* Task *
Your task is to output all the records below, word for word.
[begin Data supplied]
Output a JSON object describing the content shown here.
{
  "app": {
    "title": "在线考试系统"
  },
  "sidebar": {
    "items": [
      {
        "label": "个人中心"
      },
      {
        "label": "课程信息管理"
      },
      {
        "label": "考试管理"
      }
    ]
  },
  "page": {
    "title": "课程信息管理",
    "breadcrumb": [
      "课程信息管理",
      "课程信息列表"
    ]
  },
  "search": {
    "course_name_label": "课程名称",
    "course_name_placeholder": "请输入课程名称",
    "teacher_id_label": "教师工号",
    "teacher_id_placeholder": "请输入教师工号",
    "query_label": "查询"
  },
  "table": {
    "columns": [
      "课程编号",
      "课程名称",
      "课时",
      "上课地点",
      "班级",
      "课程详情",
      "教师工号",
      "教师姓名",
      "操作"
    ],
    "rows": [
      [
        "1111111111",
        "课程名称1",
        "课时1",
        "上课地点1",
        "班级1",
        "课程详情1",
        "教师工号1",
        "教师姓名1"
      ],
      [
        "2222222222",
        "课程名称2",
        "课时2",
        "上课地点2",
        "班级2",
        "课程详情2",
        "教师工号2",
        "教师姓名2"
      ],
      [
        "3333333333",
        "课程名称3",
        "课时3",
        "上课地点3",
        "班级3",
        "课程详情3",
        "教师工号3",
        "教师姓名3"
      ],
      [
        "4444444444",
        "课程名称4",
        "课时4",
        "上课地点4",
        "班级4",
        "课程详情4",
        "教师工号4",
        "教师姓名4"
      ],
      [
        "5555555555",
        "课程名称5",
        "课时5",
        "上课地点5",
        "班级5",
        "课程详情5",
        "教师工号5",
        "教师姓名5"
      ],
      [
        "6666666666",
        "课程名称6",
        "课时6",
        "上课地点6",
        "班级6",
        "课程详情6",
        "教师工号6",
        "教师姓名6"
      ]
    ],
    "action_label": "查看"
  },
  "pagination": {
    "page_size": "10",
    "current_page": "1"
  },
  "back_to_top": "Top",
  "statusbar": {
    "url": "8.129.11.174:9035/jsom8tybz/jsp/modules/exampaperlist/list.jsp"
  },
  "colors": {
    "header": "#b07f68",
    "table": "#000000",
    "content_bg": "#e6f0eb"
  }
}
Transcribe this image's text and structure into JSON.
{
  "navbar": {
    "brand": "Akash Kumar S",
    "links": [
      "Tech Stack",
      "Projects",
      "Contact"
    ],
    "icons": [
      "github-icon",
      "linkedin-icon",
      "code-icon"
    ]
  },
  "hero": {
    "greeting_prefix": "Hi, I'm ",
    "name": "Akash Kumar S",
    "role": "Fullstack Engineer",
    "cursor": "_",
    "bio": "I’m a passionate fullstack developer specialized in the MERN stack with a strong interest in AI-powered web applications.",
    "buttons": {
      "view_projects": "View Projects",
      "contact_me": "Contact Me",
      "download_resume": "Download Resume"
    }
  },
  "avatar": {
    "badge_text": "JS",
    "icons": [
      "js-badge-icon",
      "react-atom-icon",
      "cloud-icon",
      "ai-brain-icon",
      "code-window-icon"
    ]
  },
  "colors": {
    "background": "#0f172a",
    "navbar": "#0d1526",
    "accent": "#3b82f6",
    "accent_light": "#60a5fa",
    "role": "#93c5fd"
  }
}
[end Data supplied]
* Output of the exercise *
Output a JSON object describing the content shown here.
{
  "app": {
    "title": "在线考试系统"
  },
  "sidebar": {
    "items": [
      {
        "label": "个人中心"
      },
      {
        "label": "课程信息管理"
      },
      {
        "label": "考试管理"
      }
    ]
  },
  "page": {
    "title": "课程信息管理",
    "breadcrumb": [
      "课程信息管理",
      "课程信息列表"
    ]
  },
  "search": {
    "course_name_label": "课程名称",
    "course_name_placeholder": "请输入课程名称",
    "teacher_id_label": "教师工号",
    "teacher_id_placeholder": "请输入教师工号",
    "query_label": "查询"
  },
  "table": {
    "columns": [
      "课程编号",
      "课程名称",
      "课时",
      "上课地点",
      "班级",
      "课程详情",
      "教师工号",
      "教师姓名",
      "操作"
    ],
    "rows": [
      [
        "1111111111",
        "课程名称1",
        "课时1",
        "上课地点1",
        "班级1",
        "课程详情1",
        "教师工号1",
        "教师姓名1"
      ],
      [
        "2222222222",
        "课程名称2",
        "课时2",
        "上课地点2",
        "班级2",
        "课程详情2",
        "教师工号2",
        "教师姓名2"
      ],
      [
        "3333333333",
        "课程名称3",
        "课时3",
        "上课地点3",
        "班级3",
        "课程详情3",
        "教师工号3",
        "教师姓名3"
      ],
      [
        "4444444444",
        "课程名称4",
        "课时4",
        "上课地点4",
        "班级4",
        "课程详情4",
        "教师工号4",
        "教师姓名4"
      ],
      [
        "5555555555",
        "课程名称5",
        "课时5",
        "上课地点5",
        "班级5",
        "课程详情5",
        "教师工号5",
        "教师姓名5"
      ],
      [
        "6666666666",
        "课程名称6",
        "课时6",
        "上课地点6",
        "班级6",
        "课程详情6",
        "教师工号6",
        "教师姓名6"
      ]
    ],
    "action_label": "查看"
  },
  "pagination": {
    "page_size": "10",
    "current_page": "1"
  },
  "back_to_top": "Top",
  "statusbar": {
    "url": "8.129.11.174:9035/jsom8tybz/jsp/modules/exampaperlist/list.jsp"
  },
  "colors": {
    "header": "#b07f68",
    "table": "#000000",
    "content_bg": "#e6f0eb"
  }
}
Transcribe this image's text and structure into JSON.
{
  "navbar": {
    "brand": "Akash Kumar S",
    "links": [
      "Tech Stack",
      "Projects",
      "Contact"
    ],
    "icons": [
      "github-icon",
      "linkedin-icon",
      "code-icon"
    ]
  },
  "hero": {
    "greeting_prefix": "Hi, I'm ",
    "name": "Akash Kumar S",
    "role": "Fullstack Engineer",
    "cursor": "_",
    "bio": "I’m a passionate fullstack developer specialized in the MERN stack with a strong interest in AI-powered web applications.",
    "buttons": {
      "view_projects": "View Projects",
      "contact_me": "Contact Me",
      "download_resume": "Download Resume"
    }
  },
  "avatar": {
    "badge_text": "JS",
    "icons": [
      "js-badge-icon",
      "react-atom-icon",
      "cloud-icon",
      "ai-brain-icon",
      "code-window-icon"
    ]
  },
  "colors": {
    "background": "#0f172a",
    "navbar": "#0d1526",
    "accent": "#3b82f6",
    "accent_light": "#60a5fa",
    "role": "#93c5fd"
  }
}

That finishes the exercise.